Do this
Gather up all lines that carry the word "marketing".

(Saved data entries)
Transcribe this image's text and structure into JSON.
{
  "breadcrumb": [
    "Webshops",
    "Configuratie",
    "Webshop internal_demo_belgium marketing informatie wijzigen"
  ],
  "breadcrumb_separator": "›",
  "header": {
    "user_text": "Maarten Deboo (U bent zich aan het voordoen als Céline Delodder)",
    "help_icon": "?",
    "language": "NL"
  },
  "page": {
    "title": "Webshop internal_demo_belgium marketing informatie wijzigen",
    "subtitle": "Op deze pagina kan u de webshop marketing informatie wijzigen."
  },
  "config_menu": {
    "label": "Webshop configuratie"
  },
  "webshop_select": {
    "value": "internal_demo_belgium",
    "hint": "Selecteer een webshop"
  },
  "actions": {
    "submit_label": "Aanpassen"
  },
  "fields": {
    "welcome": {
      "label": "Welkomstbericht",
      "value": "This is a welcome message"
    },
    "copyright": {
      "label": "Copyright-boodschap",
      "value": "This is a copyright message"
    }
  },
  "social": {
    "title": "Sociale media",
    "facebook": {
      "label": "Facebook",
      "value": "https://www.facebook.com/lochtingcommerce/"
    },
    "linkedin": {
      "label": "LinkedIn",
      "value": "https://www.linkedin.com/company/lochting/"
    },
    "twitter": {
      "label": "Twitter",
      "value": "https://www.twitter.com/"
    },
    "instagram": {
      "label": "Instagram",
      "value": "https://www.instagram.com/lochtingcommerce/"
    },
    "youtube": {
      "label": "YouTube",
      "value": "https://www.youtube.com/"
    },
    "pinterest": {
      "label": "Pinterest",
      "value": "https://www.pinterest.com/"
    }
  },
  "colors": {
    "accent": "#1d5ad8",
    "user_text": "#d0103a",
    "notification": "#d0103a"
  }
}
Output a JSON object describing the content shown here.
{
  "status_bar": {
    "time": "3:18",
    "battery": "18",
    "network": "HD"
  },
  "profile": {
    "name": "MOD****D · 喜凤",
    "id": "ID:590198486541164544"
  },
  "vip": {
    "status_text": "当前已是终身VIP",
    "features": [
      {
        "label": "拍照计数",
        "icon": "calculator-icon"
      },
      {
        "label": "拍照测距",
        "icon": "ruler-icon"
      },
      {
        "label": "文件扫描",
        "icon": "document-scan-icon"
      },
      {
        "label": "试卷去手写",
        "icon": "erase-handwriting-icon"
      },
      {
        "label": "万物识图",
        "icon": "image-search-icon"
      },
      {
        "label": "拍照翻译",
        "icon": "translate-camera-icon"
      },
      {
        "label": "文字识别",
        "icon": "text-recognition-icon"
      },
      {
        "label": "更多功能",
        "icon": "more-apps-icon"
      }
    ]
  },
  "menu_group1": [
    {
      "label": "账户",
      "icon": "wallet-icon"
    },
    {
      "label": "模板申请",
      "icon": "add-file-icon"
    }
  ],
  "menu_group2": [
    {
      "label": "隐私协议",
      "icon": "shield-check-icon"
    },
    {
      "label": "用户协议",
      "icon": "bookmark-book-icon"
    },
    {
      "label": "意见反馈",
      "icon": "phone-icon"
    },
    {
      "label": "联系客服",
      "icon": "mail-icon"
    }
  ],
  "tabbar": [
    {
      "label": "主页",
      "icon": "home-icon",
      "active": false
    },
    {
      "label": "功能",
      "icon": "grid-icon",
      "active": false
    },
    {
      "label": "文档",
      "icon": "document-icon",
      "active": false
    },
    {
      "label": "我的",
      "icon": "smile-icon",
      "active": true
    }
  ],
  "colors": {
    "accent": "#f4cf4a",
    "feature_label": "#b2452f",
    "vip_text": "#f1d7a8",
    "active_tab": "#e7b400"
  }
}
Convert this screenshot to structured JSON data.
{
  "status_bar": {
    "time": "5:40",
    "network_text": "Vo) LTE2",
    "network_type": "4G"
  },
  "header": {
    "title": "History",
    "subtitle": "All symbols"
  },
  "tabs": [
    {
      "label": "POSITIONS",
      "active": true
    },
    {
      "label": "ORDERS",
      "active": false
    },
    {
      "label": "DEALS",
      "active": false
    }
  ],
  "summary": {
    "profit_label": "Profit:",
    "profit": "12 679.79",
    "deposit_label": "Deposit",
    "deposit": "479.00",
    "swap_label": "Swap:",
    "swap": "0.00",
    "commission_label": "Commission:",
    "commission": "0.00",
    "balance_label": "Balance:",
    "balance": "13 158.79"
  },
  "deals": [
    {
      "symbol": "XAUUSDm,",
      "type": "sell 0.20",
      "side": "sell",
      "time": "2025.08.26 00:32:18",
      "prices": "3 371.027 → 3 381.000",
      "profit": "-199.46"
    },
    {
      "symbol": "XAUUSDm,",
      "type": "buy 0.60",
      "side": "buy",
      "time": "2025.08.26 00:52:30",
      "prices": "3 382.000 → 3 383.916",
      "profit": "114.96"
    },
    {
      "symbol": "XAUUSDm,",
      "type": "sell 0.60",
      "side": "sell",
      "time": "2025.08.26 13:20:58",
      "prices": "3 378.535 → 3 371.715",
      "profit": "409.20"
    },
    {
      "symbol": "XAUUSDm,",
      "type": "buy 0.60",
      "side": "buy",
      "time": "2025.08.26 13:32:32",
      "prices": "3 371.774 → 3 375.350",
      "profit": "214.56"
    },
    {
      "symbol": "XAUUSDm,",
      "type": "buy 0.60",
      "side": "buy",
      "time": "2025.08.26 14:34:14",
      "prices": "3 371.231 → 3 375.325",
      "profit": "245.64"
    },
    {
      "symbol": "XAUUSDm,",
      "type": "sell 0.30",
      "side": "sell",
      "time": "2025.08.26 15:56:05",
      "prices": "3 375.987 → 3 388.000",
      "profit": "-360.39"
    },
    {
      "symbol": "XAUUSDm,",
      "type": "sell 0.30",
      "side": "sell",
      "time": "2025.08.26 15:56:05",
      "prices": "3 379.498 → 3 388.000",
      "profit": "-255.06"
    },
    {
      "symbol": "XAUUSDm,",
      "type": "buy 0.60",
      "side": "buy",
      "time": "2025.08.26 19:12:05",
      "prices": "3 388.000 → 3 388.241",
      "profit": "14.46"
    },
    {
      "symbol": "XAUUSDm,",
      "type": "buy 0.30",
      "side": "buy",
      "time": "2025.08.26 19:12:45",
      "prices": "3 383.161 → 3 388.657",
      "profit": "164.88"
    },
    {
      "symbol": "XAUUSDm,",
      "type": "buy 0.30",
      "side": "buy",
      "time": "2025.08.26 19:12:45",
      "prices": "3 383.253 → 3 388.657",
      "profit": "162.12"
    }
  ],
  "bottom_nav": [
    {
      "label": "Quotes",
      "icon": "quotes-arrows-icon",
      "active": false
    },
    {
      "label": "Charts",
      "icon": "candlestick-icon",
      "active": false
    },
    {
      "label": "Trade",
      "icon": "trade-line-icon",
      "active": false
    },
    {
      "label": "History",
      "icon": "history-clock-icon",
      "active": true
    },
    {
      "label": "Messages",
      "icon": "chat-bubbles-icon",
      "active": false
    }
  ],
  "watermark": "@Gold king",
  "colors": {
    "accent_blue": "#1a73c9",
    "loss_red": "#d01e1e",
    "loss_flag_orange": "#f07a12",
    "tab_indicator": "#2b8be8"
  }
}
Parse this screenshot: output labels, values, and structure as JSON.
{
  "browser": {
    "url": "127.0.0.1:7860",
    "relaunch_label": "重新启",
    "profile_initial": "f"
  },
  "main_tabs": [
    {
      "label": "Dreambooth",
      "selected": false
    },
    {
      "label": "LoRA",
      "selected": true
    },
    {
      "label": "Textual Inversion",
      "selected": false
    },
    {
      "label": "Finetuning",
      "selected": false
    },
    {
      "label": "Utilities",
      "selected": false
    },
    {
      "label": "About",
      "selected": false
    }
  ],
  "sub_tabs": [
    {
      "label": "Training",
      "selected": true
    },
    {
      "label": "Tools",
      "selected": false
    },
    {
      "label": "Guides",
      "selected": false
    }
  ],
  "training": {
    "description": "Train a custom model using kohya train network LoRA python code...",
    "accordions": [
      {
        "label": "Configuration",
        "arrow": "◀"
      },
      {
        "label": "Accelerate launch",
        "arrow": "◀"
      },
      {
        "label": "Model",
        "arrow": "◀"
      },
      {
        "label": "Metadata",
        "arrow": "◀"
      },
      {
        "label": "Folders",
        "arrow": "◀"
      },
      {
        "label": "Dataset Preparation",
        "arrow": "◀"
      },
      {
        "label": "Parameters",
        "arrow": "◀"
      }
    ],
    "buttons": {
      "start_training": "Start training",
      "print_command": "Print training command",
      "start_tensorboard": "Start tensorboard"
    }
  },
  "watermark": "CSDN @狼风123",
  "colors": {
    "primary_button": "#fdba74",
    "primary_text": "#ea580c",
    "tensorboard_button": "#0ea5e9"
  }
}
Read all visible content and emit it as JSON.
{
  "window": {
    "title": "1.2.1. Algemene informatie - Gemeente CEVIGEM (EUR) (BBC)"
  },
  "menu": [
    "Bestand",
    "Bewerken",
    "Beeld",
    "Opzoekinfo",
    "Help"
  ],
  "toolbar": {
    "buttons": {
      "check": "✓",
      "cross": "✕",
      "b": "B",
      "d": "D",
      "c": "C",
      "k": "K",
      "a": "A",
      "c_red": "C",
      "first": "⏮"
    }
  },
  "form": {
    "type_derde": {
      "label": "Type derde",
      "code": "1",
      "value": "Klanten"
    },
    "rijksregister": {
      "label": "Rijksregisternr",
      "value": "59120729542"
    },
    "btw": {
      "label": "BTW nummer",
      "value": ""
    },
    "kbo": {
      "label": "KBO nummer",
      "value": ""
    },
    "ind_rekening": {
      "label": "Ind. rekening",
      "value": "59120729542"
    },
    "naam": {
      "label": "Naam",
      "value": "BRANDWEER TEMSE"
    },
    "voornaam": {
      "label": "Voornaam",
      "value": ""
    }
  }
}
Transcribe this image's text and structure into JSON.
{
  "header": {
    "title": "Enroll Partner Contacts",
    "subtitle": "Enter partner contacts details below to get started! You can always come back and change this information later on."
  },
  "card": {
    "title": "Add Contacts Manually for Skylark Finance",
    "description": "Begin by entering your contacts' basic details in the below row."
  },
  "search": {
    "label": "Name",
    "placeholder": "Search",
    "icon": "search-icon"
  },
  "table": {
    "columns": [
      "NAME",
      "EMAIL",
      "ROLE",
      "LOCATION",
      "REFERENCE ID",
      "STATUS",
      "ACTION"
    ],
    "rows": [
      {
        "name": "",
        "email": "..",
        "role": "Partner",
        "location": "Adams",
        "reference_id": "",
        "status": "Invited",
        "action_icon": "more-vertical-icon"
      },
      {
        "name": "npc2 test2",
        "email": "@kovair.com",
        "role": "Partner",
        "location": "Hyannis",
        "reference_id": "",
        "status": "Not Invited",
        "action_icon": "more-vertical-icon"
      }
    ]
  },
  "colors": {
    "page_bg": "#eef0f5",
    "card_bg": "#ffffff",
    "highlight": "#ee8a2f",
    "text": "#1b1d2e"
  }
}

Reply
    "Webshop internal_demo_belgium marketing informatie wijzigen"
    "title": "Webshop internal_demo_belgium marketing informatie wijzigen",
    "subtitle": "Op deze pagina kan u de webshop marketing informatie wijzigen."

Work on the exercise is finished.